**Problem to work on**
Print the listing as it stands, omitting all images.

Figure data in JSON

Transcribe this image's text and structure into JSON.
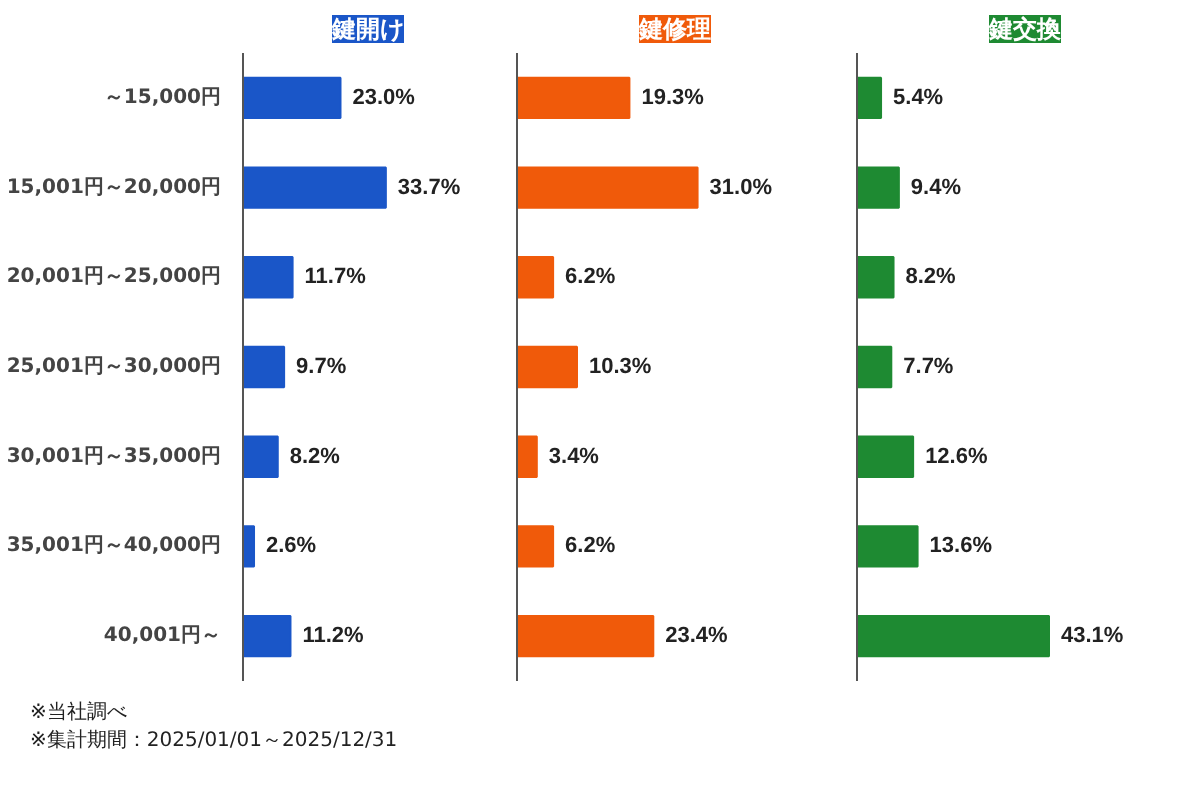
{
  "chart_data": [
    {
      "type": "bar",
      "orientation": "horizontal",
      "title": "鍵開け",
      "categories": [
        "～15,000円",
        "15,001円～20,000円",
        "20,001円～25,000円",
        "25,001円～30,000円",
        "30,001円～35,000円",
        "35,001円～40,000円",
        "40,001円～"
      ],
      "values": [
        23.0,
        33.7,
        11.7,
        9.7,
        8.2,
        2.6,
        11.2
      ],
      "value_labels": [
        "23.0%",
        "33.7%",
        "11.7%",
        "9.7%",
        "8.2%",
        "2.6%",
        "11.2%"
      ],
      "color": "#1a56c8",
      "tick_labels": "y",
      "annotations": [
        "※当社調べ",
        "※集計期間：2025/01/01～2025/12/31"
      ]
    },
    {
      "type": "bar",
      "orientation": "horizontal",
      "title": "鍵修理",
      "values": [
        19.3,
        31.0,
        6.2,
        10.3,
        3.4,
        6.2,
        23.4
      ],
      "value_labels": [
        "19.3%",
        "31.0%",
        "6.2%",
        "10.3%",
        "3.4%",
        "6.2%",
        "23.4%"
      ],
      "color": "#f05a0a",
      "tick_labels": false
    },
    {
      "type": "bar",
      "orientation": "horizontal",
      "title": "鍵交換",
      "values": [
        5.4,
        9.4,
        8.2,
        7.7,
        12.6,
        13.6,
        43.1
      ],
      "value_labels": [
        "5.4%",
        "9.4%",
        "8.2%",
        "7.7%",
        "12.6%",
        "13.6%",
        "43.1%"
      ],
      "color": "#1e8a32",
      "tick_labels": false
    }
  ]
}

**Written solution**
Transcribe this image's text and structure into JSON.
{
  "chart_data": [
    {
      "type": "bar",
      "orientation": "horizontal",
      "title": "鍵開け",
      "categories": [
        "～15,000円",
        "15,001円～20,000円",
        "20,001円～25,000円",
        "25,001円～30,000円",
        "30,001円～35,000円",
        "35,001円～40,000円",
        "40,001円～"
      ],
      "values": [
        23.0,
        33.7,
        11.7,
        9.7,
        8.2,
        2.6,
        11.2
      ],
      "value_labels": [
        "23.0%",
        "33.7%",
        "11.7%",
        "9.7%",
        "8.2%",
        "2.6%",
        "11.2%"
      ],
      "color": "#1a56c8",
      "tick_labels": "y",
      "annotations": [
        "※当社調べ",
        "※集計期間：2025/01/01～2025/12/31"
      ]
    },
    {
      "type": "bar",
      "orientation": "horizontal",
      "title": "鍵修理",
      "values": [
        19.3,
        31.0,
        6.2,
        10.3,
        3.4,
        6.2,
        23.4
      ],
      "value_labels": [
        "19.3%",
        "31.0%",
        "6.2%",
        "10.3%",
        "3.4%",
        "6.2%",
        "23.4%"
      ],
      "color": "#f05a0a",
      "tick_labels": false
    },
    {
      "type": "bar",
      "orientation": "horizontal",
      "title": "鍵交換",
      "values": [
        5.4,
        9.4,
        8.2,
        7.7,
        12.6,
        13.6,
        43.1
      ],
      "value_labels": [
        "5.4%",
        "9.4%",
        "8.2%",
        "7.7%",
        "12.6%",
        "13.6%",
        "43.1%"
      ],
      "color": "#1e8a32",
      "tick_labels": false
    }
  ]
}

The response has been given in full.